Stored items:
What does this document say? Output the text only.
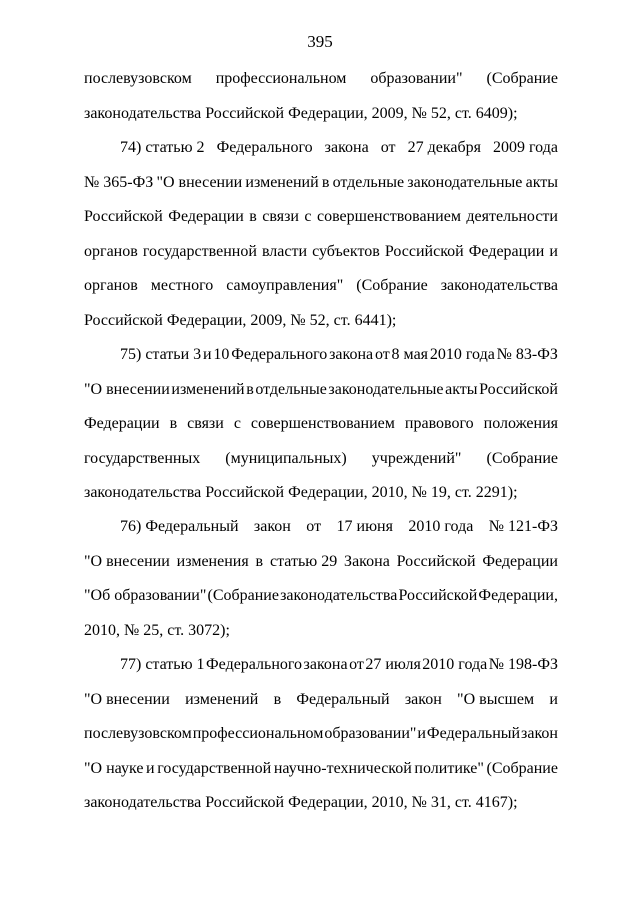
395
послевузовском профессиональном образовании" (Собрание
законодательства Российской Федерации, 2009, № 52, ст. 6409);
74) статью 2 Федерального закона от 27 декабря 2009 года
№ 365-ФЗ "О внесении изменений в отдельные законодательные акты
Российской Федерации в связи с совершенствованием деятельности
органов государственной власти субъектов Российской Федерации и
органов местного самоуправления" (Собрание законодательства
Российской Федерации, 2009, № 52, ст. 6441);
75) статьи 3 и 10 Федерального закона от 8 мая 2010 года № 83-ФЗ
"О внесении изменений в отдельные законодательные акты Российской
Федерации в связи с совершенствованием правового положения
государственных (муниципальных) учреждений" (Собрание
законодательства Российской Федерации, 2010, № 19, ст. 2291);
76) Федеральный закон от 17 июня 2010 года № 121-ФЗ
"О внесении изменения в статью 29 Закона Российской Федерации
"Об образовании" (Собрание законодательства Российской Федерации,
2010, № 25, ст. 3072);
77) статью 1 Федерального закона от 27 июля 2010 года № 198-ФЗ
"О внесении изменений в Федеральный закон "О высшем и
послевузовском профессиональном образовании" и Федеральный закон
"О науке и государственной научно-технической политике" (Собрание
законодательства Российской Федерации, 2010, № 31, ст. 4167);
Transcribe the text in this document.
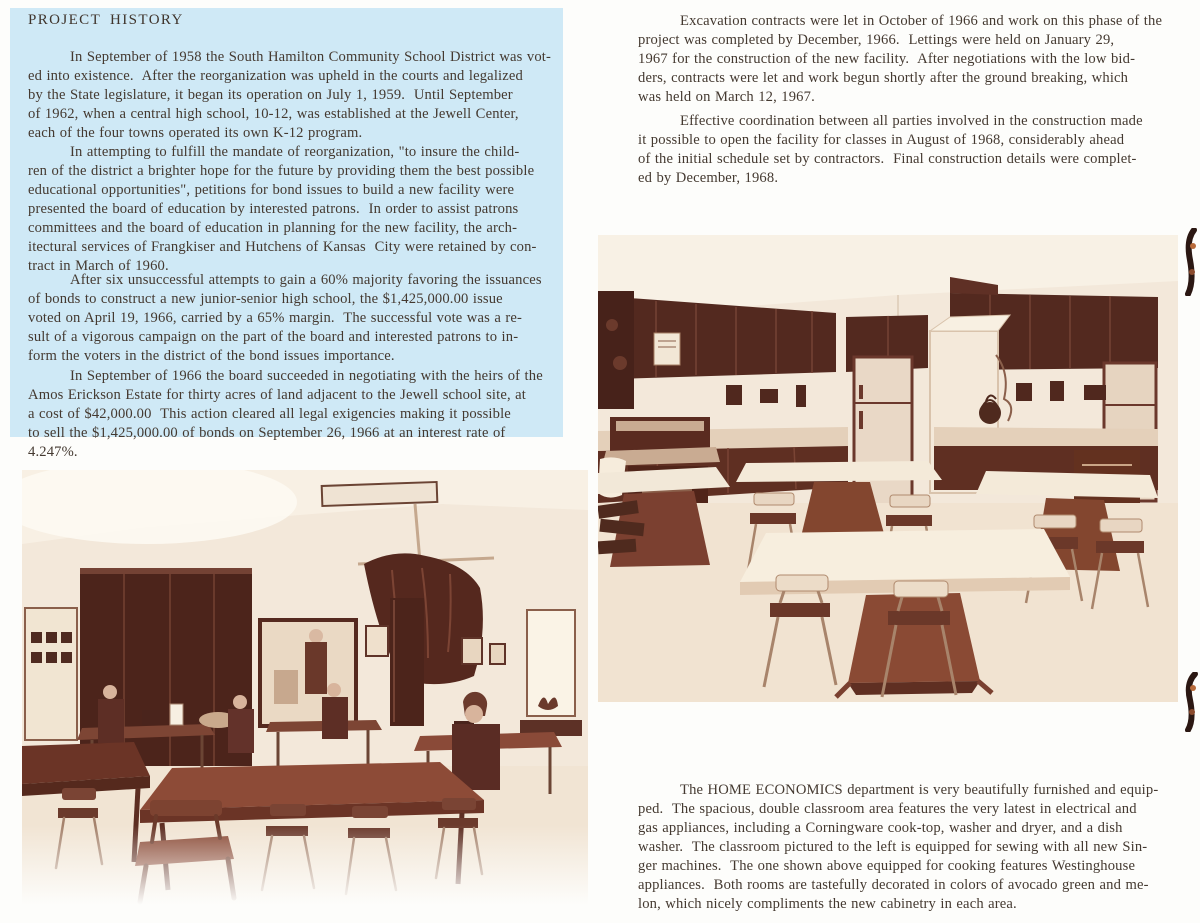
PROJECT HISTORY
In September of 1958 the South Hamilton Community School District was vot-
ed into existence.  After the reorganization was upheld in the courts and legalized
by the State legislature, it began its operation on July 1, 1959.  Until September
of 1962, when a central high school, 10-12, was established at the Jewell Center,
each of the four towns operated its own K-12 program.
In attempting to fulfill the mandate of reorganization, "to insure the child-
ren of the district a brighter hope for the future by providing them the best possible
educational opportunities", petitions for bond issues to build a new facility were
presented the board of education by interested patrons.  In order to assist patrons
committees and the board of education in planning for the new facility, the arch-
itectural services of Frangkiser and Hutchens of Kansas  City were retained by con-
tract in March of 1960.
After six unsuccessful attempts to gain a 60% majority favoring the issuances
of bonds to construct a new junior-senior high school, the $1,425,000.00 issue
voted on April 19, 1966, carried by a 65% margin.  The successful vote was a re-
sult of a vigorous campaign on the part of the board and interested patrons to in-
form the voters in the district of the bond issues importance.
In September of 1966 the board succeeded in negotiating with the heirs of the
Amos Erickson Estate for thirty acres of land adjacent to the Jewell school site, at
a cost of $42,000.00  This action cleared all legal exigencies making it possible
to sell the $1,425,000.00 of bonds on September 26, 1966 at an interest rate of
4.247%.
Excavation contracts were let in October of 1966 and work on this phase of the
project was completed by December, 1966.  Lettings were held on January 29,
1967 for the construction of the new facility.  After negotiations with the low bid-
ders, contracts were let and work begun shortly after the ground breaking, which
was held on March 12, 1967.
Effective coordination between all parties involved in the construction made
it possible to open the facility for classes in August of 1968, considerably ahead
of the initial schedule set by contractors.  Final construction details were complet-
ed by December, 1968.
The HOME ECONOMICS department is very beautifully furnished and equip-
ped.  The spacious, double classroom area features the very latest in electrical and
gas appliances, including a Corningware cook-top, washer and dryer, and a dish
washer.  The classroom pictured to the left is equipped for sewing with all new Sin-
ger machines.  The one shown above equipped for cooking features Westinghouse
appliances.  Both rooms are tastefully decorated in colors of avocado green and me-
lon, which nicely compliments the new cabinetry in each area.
==
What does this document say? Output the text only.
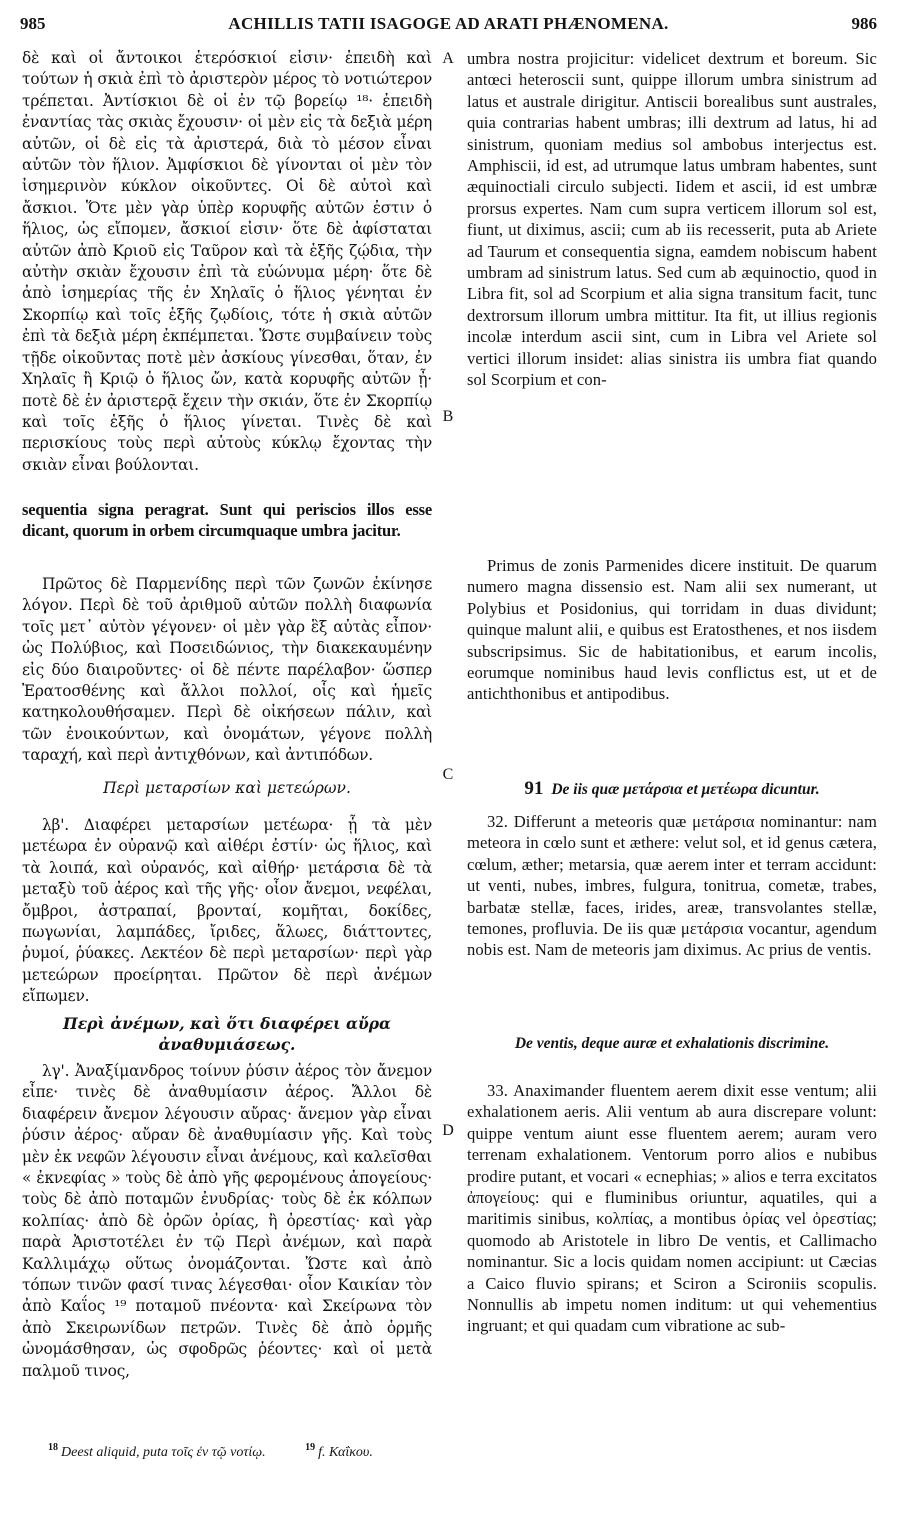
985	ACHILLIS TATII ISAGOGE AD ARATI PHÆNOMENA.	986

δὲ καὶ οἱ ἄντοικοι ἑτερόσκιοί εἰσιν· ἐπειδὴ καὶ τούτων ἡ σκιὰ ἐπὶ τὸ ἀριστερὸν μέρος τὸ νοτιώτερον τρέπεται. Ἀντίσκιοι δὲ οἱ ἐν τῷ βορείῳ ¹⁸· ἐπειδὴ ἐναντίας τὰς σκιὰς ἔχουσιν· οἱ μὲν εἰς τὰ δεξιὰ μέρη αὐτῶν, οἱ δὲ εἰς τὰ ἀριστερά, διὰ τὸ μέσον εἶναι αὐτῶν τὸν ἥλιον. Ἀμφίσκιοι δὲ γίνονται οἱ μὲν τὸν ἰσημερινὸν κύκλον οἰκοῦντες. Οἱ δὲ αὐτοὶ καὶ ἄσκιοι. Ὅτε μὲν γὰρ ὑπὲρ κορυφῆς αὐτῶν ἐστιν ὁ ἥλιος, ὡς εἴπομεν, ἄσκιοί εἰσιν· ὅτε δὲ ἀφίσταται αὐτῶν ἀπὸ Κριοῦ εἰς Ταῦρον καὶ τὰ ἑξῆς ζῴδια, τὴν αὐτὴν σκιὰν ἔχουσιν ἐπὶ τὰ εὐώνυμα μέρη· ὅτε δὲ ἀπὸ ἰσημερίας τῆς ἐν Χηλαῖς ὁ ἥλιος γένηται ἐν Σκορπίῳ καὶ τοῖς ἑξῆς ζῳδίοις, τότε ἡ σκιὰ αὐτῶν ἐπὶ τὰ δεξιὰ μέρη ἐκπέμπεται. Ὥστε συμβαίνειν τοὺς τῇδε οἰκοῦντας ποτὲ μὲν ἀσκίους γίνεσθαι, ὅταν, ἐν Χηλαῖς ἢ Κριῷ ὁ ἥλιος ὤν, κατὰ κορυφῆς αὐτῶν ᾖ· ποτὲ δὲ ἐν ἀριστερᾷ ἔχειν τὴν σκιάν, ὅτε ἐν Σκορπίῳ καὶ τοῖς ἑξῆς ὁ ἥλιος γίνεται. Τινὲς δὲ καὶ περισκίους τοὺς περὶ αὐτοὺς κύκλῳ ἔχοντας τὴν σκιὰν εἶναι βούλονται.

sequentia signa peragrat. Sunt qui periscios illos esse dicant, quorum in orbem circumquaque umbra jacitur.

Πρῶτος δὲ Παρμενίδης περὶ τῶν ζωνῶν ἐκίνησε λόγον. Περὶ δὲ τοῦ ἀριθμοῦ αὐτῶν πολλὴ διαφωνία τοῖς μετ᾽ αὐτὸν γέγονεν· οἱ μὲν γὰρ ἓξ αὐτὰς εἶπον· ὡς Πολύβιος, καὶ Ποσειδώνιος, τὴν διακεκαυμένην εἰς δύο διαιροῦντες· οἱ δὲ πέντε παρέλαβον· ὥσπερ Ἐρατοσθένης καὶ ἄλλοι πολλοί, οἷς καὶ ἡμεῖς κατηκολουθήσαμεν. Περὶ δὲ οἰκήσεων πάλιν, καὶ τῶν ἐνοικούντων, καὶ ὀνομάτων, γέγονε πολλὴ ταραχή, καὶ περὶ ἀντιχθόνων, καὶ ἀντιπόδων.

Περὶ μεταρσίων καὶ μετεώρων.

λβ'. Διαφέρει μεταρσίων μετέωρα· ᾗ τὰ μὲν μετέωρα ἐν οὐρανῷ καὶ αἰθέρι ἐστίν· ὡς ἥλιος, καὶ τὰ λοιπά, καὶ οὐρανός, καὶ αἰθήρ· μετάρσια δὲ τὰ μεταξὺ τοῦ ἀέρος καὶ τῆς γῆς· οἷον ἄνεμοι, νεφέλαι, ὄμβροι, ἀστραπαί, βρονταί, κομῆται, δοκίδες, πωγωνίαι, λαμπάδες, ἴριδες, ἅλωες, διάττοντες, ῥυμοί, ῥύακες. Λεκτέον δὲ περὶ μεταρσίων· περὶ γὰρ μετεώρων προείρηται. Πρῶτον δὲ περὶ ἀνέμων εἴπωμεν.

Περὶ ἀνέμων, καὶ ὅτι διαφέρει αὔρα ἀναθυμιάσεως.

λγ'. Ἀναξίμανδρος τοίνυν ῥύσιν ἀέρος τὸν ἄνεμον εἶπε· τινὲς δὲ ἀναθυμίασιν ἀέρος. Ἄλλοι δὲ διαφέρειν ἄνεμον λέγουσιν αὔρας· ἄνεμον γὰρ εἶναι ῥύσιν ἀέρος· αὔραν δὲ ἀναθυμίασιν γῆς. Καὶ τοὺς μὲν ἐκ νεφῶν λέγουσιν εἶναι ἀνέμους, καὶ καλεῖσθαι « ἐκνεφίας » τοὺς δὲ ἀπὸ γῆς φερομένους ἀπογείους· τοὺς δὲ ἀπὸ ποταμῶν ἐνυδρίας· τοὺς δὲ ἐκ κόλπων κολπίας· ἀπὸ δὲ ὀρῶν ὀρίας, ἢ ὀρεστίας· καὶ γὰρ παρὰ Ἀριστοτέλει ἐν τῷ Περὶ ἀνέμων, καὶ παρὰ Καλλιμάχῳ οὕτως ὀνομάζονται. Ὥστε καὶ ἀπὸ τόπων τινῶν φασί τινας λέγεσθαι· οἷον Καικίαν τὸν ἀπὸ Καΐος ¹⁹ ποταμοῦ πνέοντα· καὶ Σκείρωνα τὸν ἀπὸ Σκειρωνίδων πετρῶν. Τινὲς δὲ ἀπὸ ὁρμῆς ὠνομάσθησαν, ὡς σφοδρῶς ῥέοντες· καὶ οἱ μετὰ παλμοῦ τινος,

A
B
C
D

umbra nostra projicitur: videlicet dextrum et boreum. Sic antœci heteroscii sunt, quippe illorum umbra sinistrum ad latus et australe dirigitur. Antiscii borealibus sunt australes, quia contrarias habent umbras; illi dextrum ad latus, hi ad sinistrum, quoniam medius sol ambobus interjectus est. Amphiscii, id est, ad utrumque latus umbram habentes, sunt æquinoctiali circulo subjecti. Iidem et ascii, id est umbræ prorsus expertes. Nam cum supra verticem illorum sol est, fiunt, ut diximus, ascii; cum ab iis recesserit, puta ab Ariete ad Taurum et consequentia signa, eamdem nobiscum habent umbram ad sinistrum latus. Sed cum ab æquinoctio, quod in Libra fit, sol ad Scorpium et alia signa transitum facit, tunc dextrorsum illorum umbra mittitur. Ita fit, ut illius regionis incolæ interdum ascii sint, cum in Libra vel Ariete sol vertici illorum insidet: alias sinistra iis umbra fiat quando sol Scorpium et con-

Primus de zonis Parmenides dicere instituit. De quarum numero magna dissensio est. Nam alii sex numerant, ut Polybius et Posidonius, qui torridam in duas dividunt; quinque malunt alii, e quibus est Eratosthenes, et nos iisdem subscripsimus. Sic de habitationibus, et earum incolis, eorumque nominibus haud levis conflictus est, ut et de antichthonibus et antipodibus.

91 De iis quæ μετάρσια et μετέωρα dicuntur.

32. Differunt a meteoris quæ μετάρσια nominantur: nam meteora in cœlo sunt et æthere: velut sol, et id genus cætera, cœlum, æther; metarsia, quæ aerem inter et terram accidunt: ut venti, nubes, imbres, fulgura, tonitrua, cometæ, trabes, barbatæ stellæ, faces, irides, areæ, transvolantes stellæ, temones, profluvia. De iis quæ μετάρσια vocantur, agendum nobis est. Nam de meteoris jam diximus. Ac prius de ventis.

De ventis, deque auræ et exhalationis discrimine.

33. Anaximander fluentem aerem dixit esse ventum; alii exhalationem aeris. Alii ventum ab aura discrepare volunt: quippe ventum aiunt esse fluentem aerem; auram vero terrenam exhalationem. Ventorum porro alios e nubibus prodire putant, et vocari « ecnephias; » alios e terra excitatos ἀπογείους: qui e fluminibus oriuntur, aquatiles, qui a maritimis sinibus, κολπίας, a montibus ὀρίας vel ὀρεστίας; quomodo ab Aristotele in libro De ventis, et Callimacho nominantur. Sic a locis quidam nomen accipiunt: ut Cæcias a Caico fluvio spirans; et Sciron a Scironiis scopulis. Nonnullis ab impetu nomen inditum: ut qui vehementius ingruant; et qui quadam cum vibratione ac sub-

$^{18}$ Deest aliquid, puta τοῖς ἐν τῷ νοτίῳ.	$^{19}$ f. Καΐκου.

> _What is expected_: What is the number of lines in the data that hold the word "possible"? Reply with that number and nothing else.

> _Exercise output_: 3